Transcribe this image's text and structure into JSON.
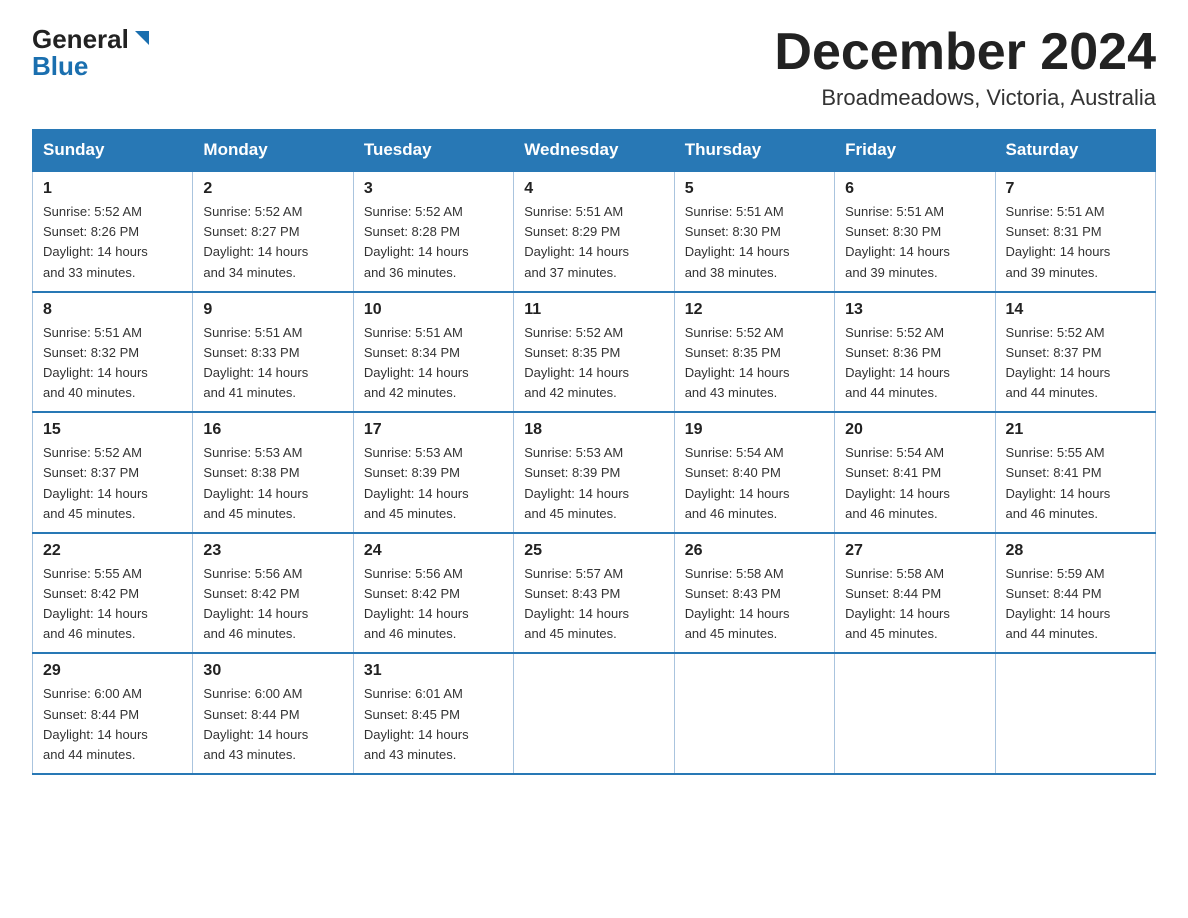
{
  "header": {
    "logo_general": "General",
    "logo_blue": "Blue",
    "month_title": "December 2024",
    "location": "Broadmeadows, Victoria, Australia"
  },
  "weekdays": [
    "Sunday",
    "Monday",
    "Tuesday",
    "Wednesday",
    "Thursday",
    "Friday",
    "Saturday"
  ],
  "weeks": [
    [
      {
        "day": "1",
        "sunrise": "5:52 AM",
        "sunset": "8:26 PM",
        "daylight": "14 hours and 33 minutes."
      },
      {
        "day": "2",
        "sunrise": "5:52 AM",
        "sunset": "8:27 PM",
        "daylight": "14 hours and 34 minutes."
      },
      {
        "day": "3",
        "sunrise": "5:52 AM",
        "sunset": "8:28 PM",
        "daylight": "14 hours and 36 minutes."
      },
      {
        "day": "4",
        "sunrise": "5:51 AM",
        "sunset": "8:29 PM",
        "daylight": "14 hours and 37 minutes."
      },
      {
        "day": "5",
        "sunrise": "5:51 AM",
        "sunset": "8:30 PM",
        "daylight": "14 hours and 38 minutes."
      },
      {
        "day": "6",
        "sunrise": "5:51 AM",
        "sunset": "8:30 PM",
        "daylight": "14 hours and 39 minutes."
      },
      {
        "day": "7",
        "sunrise": "5:51 AM",
        "sunset": "8:31 PM",
        "daylight": "14 hours and 39 minutes."
      }
    ],
    [
      {
        "day": "8",
        "sunrise": "5:51 AM",
        "sunset": "8:32 PM",
        "daylight": "14 hours and 40 minutes."
      },
      {
        "day": "9",
        "sunrise": "5:51 AM",
        "sunset": "8:33 PM",
        "daylight": "14 hours and 41 minutes."
      },
      {
        "day": "10",
        "sunrise": "5:51 AM",
        "sunset": "8:34 PM",
        "daylight": "14 hours and 42 minutes."
      },
      {
        "day": "11",
        "sunrise": "5:52 AM",
        "sunset": "8:35 PM",
        "daylight": "14 hours and 42 minutes."
      },
      {
        "day": "12",
        "sunrise": "5:52 AM",
        "sunset": "8:35 PM",
        "daylight": "14 hours and 43 minutes."
      },
      {
        "day": "13",
        "sunrise": "5:52 AM",
        "sunset": "8:36 PM",
        "daylight": "14 hours and 44 minutes."
      },
      {
        "day": "14",
        "sunrise": "5:52 AM",
        "sunset": "8:37 PM",
        "daylight": "14 hours and 44 minutes."
      }
    ],
    [
      {
        "day": "15",
        "sunrise": "5:52 AM",
        "sunset": "8:37 PM",
        "daylight": "14 hours and 45 minutes."
      },
      {
        "day": "16",
        "sunrise": "5:53 AM",
        "sunset": "8:38 PM",
        "daylight": "14 hours and 45 minutes."
      },
      {
        "day": "17",
        "sunrise": "5:53 AM",
        "sunset": "8:39 PM",
        "daylight": "14 hours and 45 minutes."
      },
      {
        "day": "18",
        "sunrise": "5:53 AM",
        "sunset": "8:39 PM",
        "daylight": "14 hours and 45 minutes."
      },
      {
        "day": "19",
        "sunrise": "5:54 AM",
        "sunset": "8:40 PM",
        "daylight": "14 hours and 46 minutes."
      },
      {
        "day": "20",
        "sunrise": "5:54 AM",
        "sunset": "8:41 PM",
        "daylight": "14 hours and 46 minutes."
      },
      {
        "day": "21",
        "sunrise": "5:55 AM",
        "sunset": "8:41 PM",
        "daylight": "14 hours and 46 minutes."
      }
    ],
    [
      {
        "day": "22",
        "sunrise": "5:55 AM",
        "sunset": "8:42 PM",
        "daylight": "14 hours and 46 minutes."
      },
      {
        "day": "23",
        "sunrise": "5:56 AM",
        "sunset": "8:42 PM",
        "daylight": "14 hours and 46 minutes."
      },
      {
        "day": "24",
        "sunrise": "5:56 AM",
        "sunset": "8:42 PM",
        "daylight": "14 hours and 46 minutes."
      },
      {
        "day": "25",
        "sunrise": "5:57 AM",
        "sunset": "8:43 PM",
        "daylight": "14 hours and 45 minutes."
      },
      {
        "day": "26",
        "sunrise": "5:58 AM",
        "sunset": "8:43 PM",
        "daylight": "14 hours and 45 minutes."
      },
      {
        "day": "27",
        "sunrise": "5:58 AM",
        "sunset": "8:44 PM",
        "daylight": "14 hours and 45 minutes."
      },
      {
        "day": "28",
        "sunrise": "5:59 AM",
        "sunset": "8:44 PM",
        "daylight": "14 hours and 44 minutes."
      }
    ],
    [
      {
        "day": "29",
        "sunrise": "6:00 AM",
        "sunset": "8:44 PM",
        "daylight": "14 hours and 44 minutes."
      },
      {
        "day": "30",
        "sunrise": "6:00 AM",
        "sunset": "8:44 PM",
        "daylight": "14 hours and 43 minutes."
      },
      {
        "day": "31",
        "sunrise": "6:01 AM",
        "sunset": "8:45 PM",
        "daylight": "14 hours and 43 minutes."
      },
      null,
      null,
      null,
      null
    ]
  ],
  "labels": {
    "sunrise": "Sunrise:",
    "sunset": "Sunset:",
    "daylight": "Daylight:"
  }
}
_____
● **WHAT IS ASKED**: Without the pictures, print the records in full, exactly as they appear.

● **THE REPLY**:
Transcribe this image's text and structure into JSON.
{
  "header": {
    "logo_general": "General",
    "logo_blue": "Blue",
    "month_title": "December 2024",
    "location": "Broadmeadows, Victoria, Australia"
  },
  "weekdays": [
    "Sunday",
    "Monday",
    "Tuesday",
    "Wednesday",
    "Thursday",
    "Friday",
    "Saturday"
  ],
  "weeks": [
    [
      {
        "day": "1",
        "sunrise": "5:52 AM",
        "sunset": "8:26 PM",
        "daylight": "14 hours and 33 minutes."
      },
      {
        "day": "2",
        "sunrise": "5:52 AM",
        "sunset": "8:27 PM",
        "daylight": "14 hours and 34 minutes."
      },
      {
        "day": "3",
        "sunrise": "5:52 AM",
        "sunset": "8:28 PM",
        "daylight": "14 hours and 36 minutes."
      },
      {
        "day": "4",
        "sunrise": "5:51 AM",
        "sunset": "8:29 PM",
        "daylight": "14 hours and 37 minutes."
      },
      {
        "day": "5",
        "sunrise": "5:51 AM",
        "sunset": "8:30 PM",
        "daylight": "14 hours and 38 minutes."
      },
      {
        "day": "6",
        "sunrise": "5:51 AM",
        "sunset": "8:30 PM",
        "daylight": "14 hours and 39 minutes."
      },
      {
        "day": "7",
        "sunrise": "5:51 AM",
        "sunset": "8:31 PM",
        "daylight": "14 hours and 39 minutes."
      }
    ],
    [
      {
        "day": "8",
        "sunrise": "5:51 AM",
        "sunset": "8:32 PM",
        "daylight": "14 hours and 40 minutes."
      },
      {
        "day": "9",
        "sunrise": "5:51 AM",
        "sunset": "8:33 PM",
        "daylight": "14 hours and 41 minutes."
      },
      {
        "day": "10",
        "sunrise": "5:51 AM",
        "sunset": "8:34 PM",
        "daylight": "14 hours and 42 minutes."
      },
      {
        "day": "11",
        "sunrise": "5:52 AM",
        "sunset": "8:35 PM",
        "daylight": "14 hours and 42 minutes."
      },
      {
        "day": "12",
        "sunrise": "5:52 AM",
        "sunset": "8:35 PM",
        "daylight": "14 hours and 43 minutes."
      },
      {
        "day": "13",
        "sunrise": "5:52 AM",
        "sunset": "8:36 PM",
        "daylight": "14 hours and 44 minutes."
      },
      {
        "day": "14",
        "sunrise": "5:52 AM",
        "sunset": "8:37 PM",
        "daylight": "14 hours and 44 minutes."
      }
    ],
    [
      {
        "day": "15",
        "sunrise": "5:52 AM",
        "sunset": "8:37 PM",
        "daylight": "14 hours and 45 minutes."
      },
      {
        "day": "16",
        "sunrise": "5:53 AM",
        "sunset": "8:38 PM",
        "daylight": "14 hours and 45 minutes."
      },
      {
        "day": "17",
        "sunrise": "5:53 AM",
        "sunset": "8:39 PM",
        "daylight": "14 hours and 45 minutes."
      },
      {
        "day": "18",
        "sunrise": "5:53 AM",
        "sunset": "8:39 PM",
        "daylight": "14 hours and 45 minutes."
      },
      {
        "day": "19",
        "sunrise": "5:54 AM",
        "sunset": "8:40 PM",
        "daylight": "14 hours and 46 minutes."
      },
      {
        "day": "20",
        "sunrise": "5:54 AM",
        "sunset": "8:41 PM",
        "daylight": "14 hours and 46 minutes."
      },
      {
        "day": "21",
        "sunrise": "5:55 AM",
        "sunset": "8:41 PM",
        "daylight": "14 hours and 46 minutes."
      }
    ],
    [
      {
        "day": "22",
        "sunrise": "5:55 AM",
        "sunset": "8:42 PM",
        "daylight": "14 hours and 46 minutes."
      },
      {
        "day": "23",
        "sunrise": "5:56 AM",
        "sunset": "8:42 PM",
        "daylight": "14 hours and 46 minutes."
      },
      {
        "day": "24",
        "sunrise": "5:56 AM",
        "sunset": "8:42 PM",
        "daylight": "14 hours and 46 minutes."
      },
      {
        "day": "25",
        "sunrise": "5:57 AM",
        "sunset": "8:43 PM",
        "daylight": "14 hours and 45 minutes."
      },
      {
        "day": "26",
        "sunrise": "5:58 AM",
        "sunset": "8:43 PM",
        "daylight": "14 hours and 45 minutes."
      },
      {
        "day": "27",
        "sunrise": "5:58 AM",
        "sunset": "8:44 PM",
        "daylight": "14 hours and 45 minutes."
      },
      {
        "day": "28",
        "sunrise": "5:59 AM",
        "sunset": "8:44 PM",
        "daylight": "14 hours and 44 minutes."
      }
    ],
    [
      {
        "day": "29",
        "sunrise": "6:00 AM",
        "sunset": "8:44 PM",
        "daylight": "14 hours and 44 minutes."
      },
      {
        "day": "30",
        "sunrise": "6:00 AM",
        "sunset": "8:44 PM",
        "daylight": "14 hours and 43 minutes."
      },
      {
        "day": "31",
        "sunrise": "6:01 AM",
        "sunset": "8:45 PM",
        "daylight": "14 hours and 43 minutes."
      },
      null,
      null,
      null,
      null
    ]
  ],
  "labels": {
    "sunrise": "Sunrise:",
    "sunset": "Sunset:",
    "daylight": "Daylight:"
  }
}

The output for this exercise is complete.